** begin DATA LISTING **

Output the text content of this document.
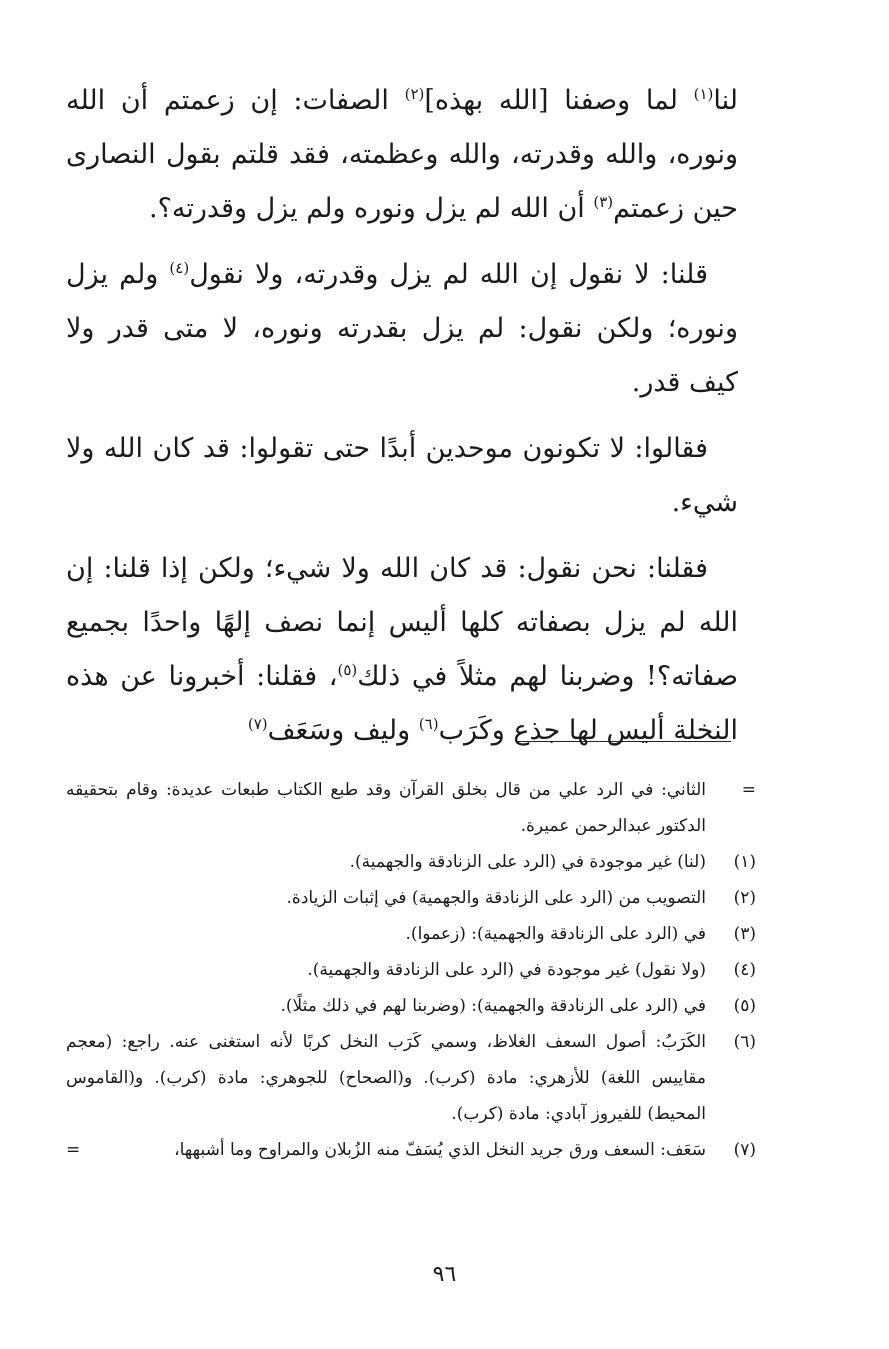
لنا$^{(١)}$ لما وصفنا [الله بهذه]$^{(٢)}$ الصفات: إن زعمتم أن الله ونوره، والله وقدرته، والله وعظمته، فقد قلتم بقول النصارى حين زعمتم$^{(٣)}$ أن الله لم يزل ونوره ولم يزل وقدرته؟.

قلنا: لا نقول إن الله لم يزل وقدرته، ولا نقول$^{(٤)}$ ولم يزل ونوره؛ ولكن نقول: لم يزل بقدرته ونوره، لا متى قدر ولا كيف قدر.

فقالوا: لا تكونون موحدين أبدًا حتى تقولوا: قد كان الله ولا شيء.

فقلنا: نحن نقول: قد كان الله ولا شيء؛ ولكن إذا قلنا: إن الله لم يزل بصفاته كلها أليس إنما نصف إلهًا واحدًا بجميع صفاته؟! وضربنا لهم مثلاً في ذلك$^{(٥)}$، فقلنا: أخبرونا عن هذه النخلة أليس لها جذع وكَرَب$^{(٦)}$ وليف وسَعَف$^{(٧)}$

=
الثاني: في الرد علي من قال بخلق القرآن وقد طبع الكتاب طبعات عديدة: وقام بتحقيقه الدكتور عبدالرحمن عميرة.
(١)
(لنا) غير موجودة في (الرد على الزنادقة والجهمية).
(٢)
التصويب من (الرد على الزنادقة والجهمية) في إثبات الزيادة.
(٣)
في (الرد على الزنادقة والجهمية): (زعموا).
(٤)
(ولا نقول) غير موجودة في (الرد على الزنادقة والجهمية).
(٥)
في (الرد على الزنادقة والجهمية): (وضربنا لهم في ذلك مثلًا).
(٦)
الكَرَبُ: أصول السعف الغلاظ، وسمي كَرَب النخل كربًا لأنه استغنى عنه. راجع: (معجم مقاييس اللغة) للأزهري: مادة (كرب). و(الصحاح) للجوهري: مادة (كرب). و(القاموس المحيط) للفيروز آبادي: مادة (كرب).
(٧)
سَعَف: السعف ورق جريد النخل الذي يُسَفّ منه الزُبلان والمراوح وما أشبهها،
=
٩٦
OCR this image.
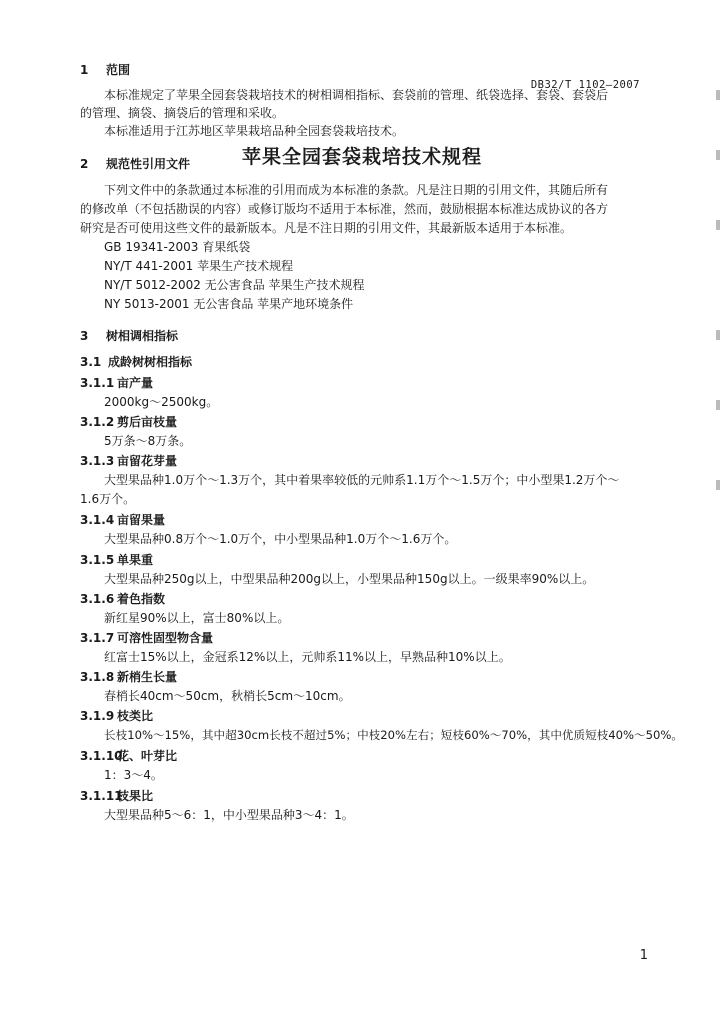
DB32/T 1102—2007
苹果全园套袋栽培技术规程
1 范围
本标准规定了苹果全园套袋栽培技术的树相调相指标、套袋前的管理、纸袋选择、套袋、套袋后
的管理、摘袋、摘袋后的管理和采收。
本标准适用于江苏地区苹果栽培品种全园套袋栽培技术。
2 规范性引用文件
下列文件中的条款通过本标准的引用而成为本标准的条款。凡是注日期的引用文件，其随后所有
的修改单（不包括勘误的内容）或修订版均不适用于本标准，然而，鼓励根据本标准达成协议的各方
研究是否可使用这些文件的最新版本。凡是不注日期的引用文件，其最新版本适用于本标准。
GB 19341-2003 育果纸袋
NY/T 441-2001 苹果生产技术规程
NY/T 5012-2002 无公害食品 苹果生产技术规程
NY 5013-2001 无公害食品 苹果产地环境条件
3 树相调相指标
3.1 成龄树树相指标
3.1.1 亩产量
2000kg～2500kg。
3.1.2 剪后亩枝量
5万条～8万条。
3.1.3 亩留花芽量
大型果品种1.0万个～1.3万个，其中着果率较低的元帅系1.1万个～1.5万个；中小型果1.2万个～
1.6万个。
3.1.4 亩留果量
大型果品种0.8万个～1.0万个，中小型果品种1.0万个～1.6万个。
3.1.5 单果重
大型果品种250g以上，中型果品种200g以上，小型果品种150g以上。一级果率90%以上。
3.1.6 着色指数
新红星90%以上，富士80%以上。
3.1.7 可溶性固型物含量
红富士15%以上，金冠系12%以上，元帅系11%以上，早熟品种10%以上。
3.1.8 新梢生长量
春梢长40cm～50cm，秋梢长5cm～10cm。
3.1.9 枝类比
长枝10%～15%，其中超30cm长枝不超过5%；中枝20%左右；短枝60%～70%，其中优质短枝40%～50%。
3.1.10花、叶芽比
1：3～4。
3.1.11枝果比
大型果品种5～6：1，中小型果品种3～4：1。
1
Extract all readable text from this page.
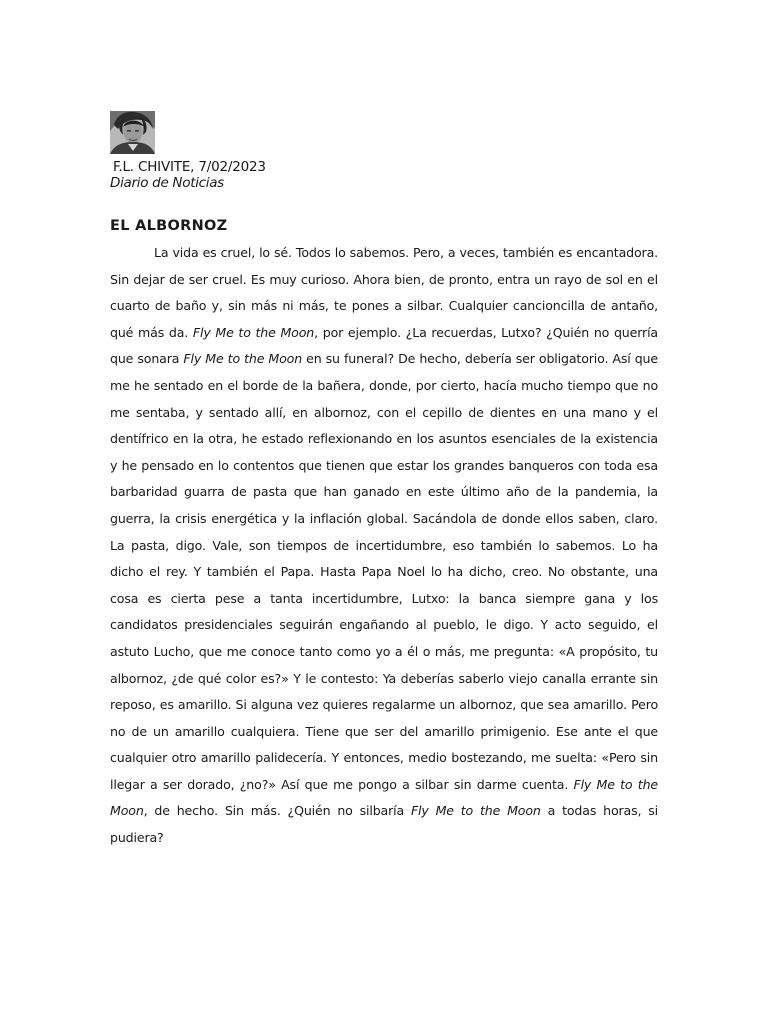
F.L. CHIVITE, 7/02/2023
Diario de Noticias
EL ALBORNOZ

La vida es cruel, lo sé. Todos lo sabemos. Pero, a veces, también es encantadora. Sin dejar de ser cruel. Es muy curioso. Ahora bien, de pronto, entra un rayo de sol en el cuarto de baño y, sin más ni más, te pones a silbar. Cualquier cancioncilla de antaño, qué más da. Fly Me to the Moon, por ejemplo. ¿La recuerdas, Lutxo? ¿Quién no querría que sonara Fly Me to the Moon en su funeral? De hecho, debería ser obligatorio. Así que me he sentado en el borde de la bañera, donde, por cierto, hacía mucho tiempo que no me sentaba, y sentado allí, en albornoz, con el cepillo de dientes en una mano y el dentífrico en la otra, he estado reflexionando en los asuntos esenciales de la existencia y he pensado en lo contentos que tienen que estar los grandes banqueros con toda esa barbaridad guarra de pasta que han ganado en este último año de la pandemia, la guerra, la crisis energética y la inflación global. Sacándola de donde ellos saben, claro. La pasta, digo. Vale, son tiempos de incertidumbre, eso también lo sabemos. Lo ha dicho el rey. Y también el Papa. Hasta Papa Noel lo ha dicho, creo. No obstante, una cosa es cierta pese a tanta incertidumbre, Lutxo: la banca siempre gana y los candidatos presidenciales seguirán engañando al pueblo, le digo. Y acto seguido, el astuto Lucho, que me conoce tanto como yo a él o más, me pregunta: «A propósito, tu albornoz, ¿de qué color es?» Y le contesto: Ya deberías saberlo viejo canalla errante sin reposo, es amarillo. Si alguna vez quieres regalarme un albornoz, que sea amarillo. Pero no de un amarillo cualquiera. Tiene que ser del amarillo primigenio. Ese ante el que cualquier otro amarillo palidecería. Y entonces, medio bostezando, me suelta: «Pero sin llegar a ser dorado, ¿no?» Así que me pongo a silbar sin darme cuenta. Fly Me to the Moon, de hecho. Sin más. ¿Quién no silbaría Fly Me to the Moon a todas horas, si pudiera?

** end DATA LISTING **

◆ **WHAT IS NEEDED**
Show each line in the entries that holds the string "موجودة".

◆ **CORRECT OUTPUT**
(لنا) غير موجودة في (الرد على الزنادقة والجهمية).
(ولا نقول) غير موجودة في (الرد على الزنادقة والجهمية).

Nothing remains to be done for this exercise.